## Problem:
Transcribe the material word for word, but without the images.

## Records provided:
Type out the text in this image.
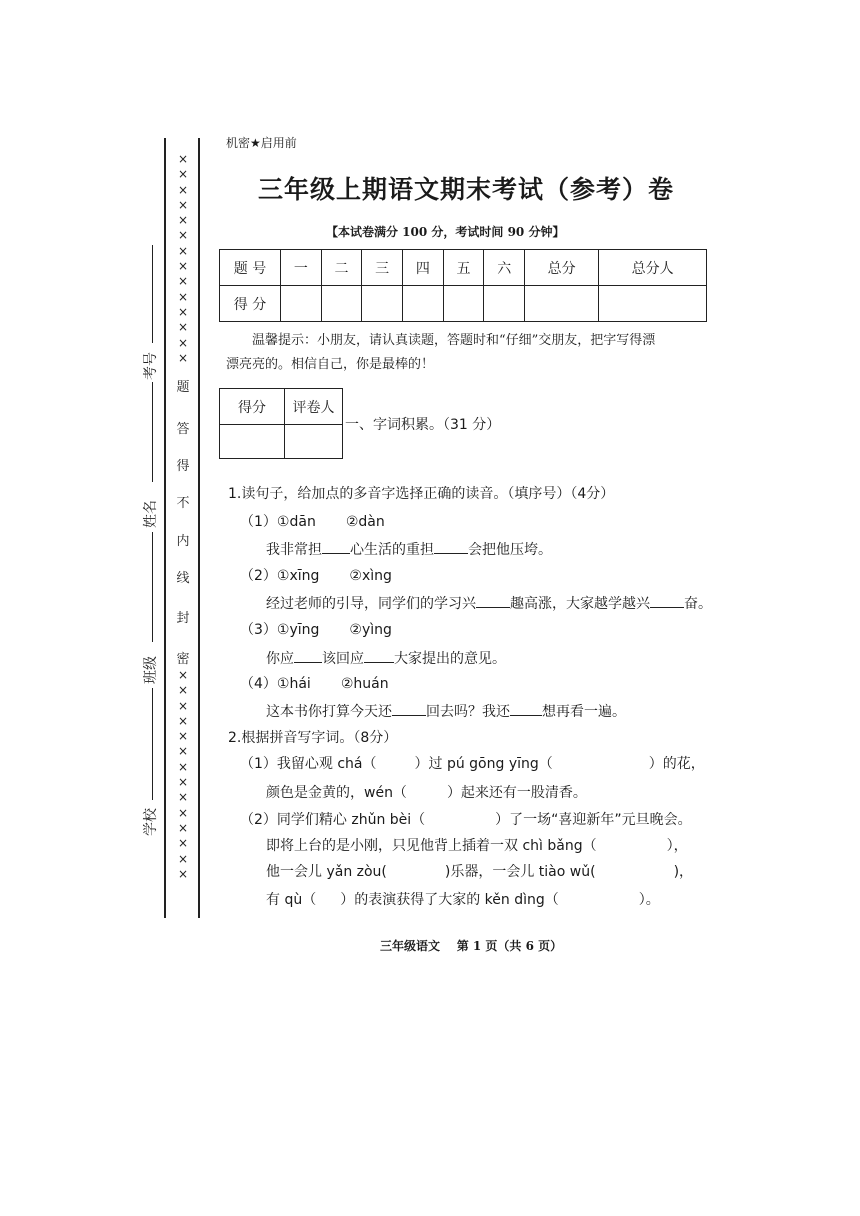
×
×
×
×
×
×
×
×
×
×
×
×
×
×
题
答
得
不
内
线
封
密
×
×
×
×
×
×
×
×
×
×
×
×
×
×
考号
姓名
班级
学校
机密★启用前
三年级上期语文期末考试（参考）卷
【本试卷满分 100 分，考试时间 90 分钟】
题 号	一	二	三	四	五	六	总分	总分人
得 分								
温馨提示：小朋友，请认真读题，答题时和“仔细”交朋友，把字写得漂
漂亮亮的。相信自己，你是最棒的！
得分	评卷人

一、字词积累。（31 分）
1.读句子，给加点的多音字选择正确的读音。（填序号）（4分）
（1）①dān ②dàn
我非常担 心生活的重担 会把他压垮。
（2）①xīng ②xìng
经过老师的引导，同学们的学习兴 趣高涨，大家越学越兴 奋。
（3）①yīng ②yìng
你应 该回应 大家提出的意见。
（4）①hái ②huán
这本书你打算今天还 回去吗？我还 想再看一遍。
2.根据拼音写字词。（8分）
（1）我留心观 chá（	）过 pú gōng yīng（	）的花，
颜色是金黄的，wén（	）起来还有一股清香。
（2）同学们精心 zhǔn bèi（	）了一场“喜迎新年”元旦晚会。
即将上台的是小刚，只见他背上插着一双 chì bǎng（	），
他一会儿 yǎn zòu(	)乐器，一会儿 tiào wǔ(	)，
有 qù（ ）的表演获得了大家的 kěn dìng（	）。
三年级语文    第 1 页（共 6 页）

## Answer to the problem:
Type out the text in this image.
×
×
×
×
×
×
×
×
×
×
×
×
×
×
题
答
得
不
内
线
封
密
×
×
×
×
×
×
×
×
×
×
×
×
×
×
考号
姓名
班级
学校
机密★启用前
三年级上期语文期末考试（参考）卷
【本试卷满分 100 分，考试时间 90 分钟】
题 号	一	二	三	四	五	六	总分	总分人
得 分								
温馨提示：小朋友，请认真读题，答题时和“仔细”交朋友，把字写得漂
漂亮亮的。相信自己，你是最棒的！
得分	评卷人

一、字词积累。（31 分）
1.读句子，给加点的多音字选择正确的读音。（填序号）（4分）
（1）①dān ②dàn
我非常担 心生活的重担 会把他压垮。
（2）①xīng ②xìng
经过老师的引导，同学们的学习兴 趣高涨，大家越学越兴 奋。
（3）①yīng ②yìng
你应 该回应 大家提出的意见。
（4）①hái ②huán
这本书你打算今天还 回去吗？我还 想再看一遍。
2.根据拼音写字词。（8分）
（1）我留心观 chá（	）过 pú gōng yīng（	）的花，
颜色是金黄的，wén（	）起来还有一股清香。
（2）同学们精心 zhǔn bèi（	）了一场“喜迎新年”元旦晚会。
即将上台的是小刚，只见他背上插着一双 chì bǎng（	），
他一会儿 yǎn zòu(	)乐器，一会儿 tiào wǔ(	)，
有 qù（ ）的表演获得了大家的 kěn dìng（	）。
三年级语文    第 1 页（共 6 页）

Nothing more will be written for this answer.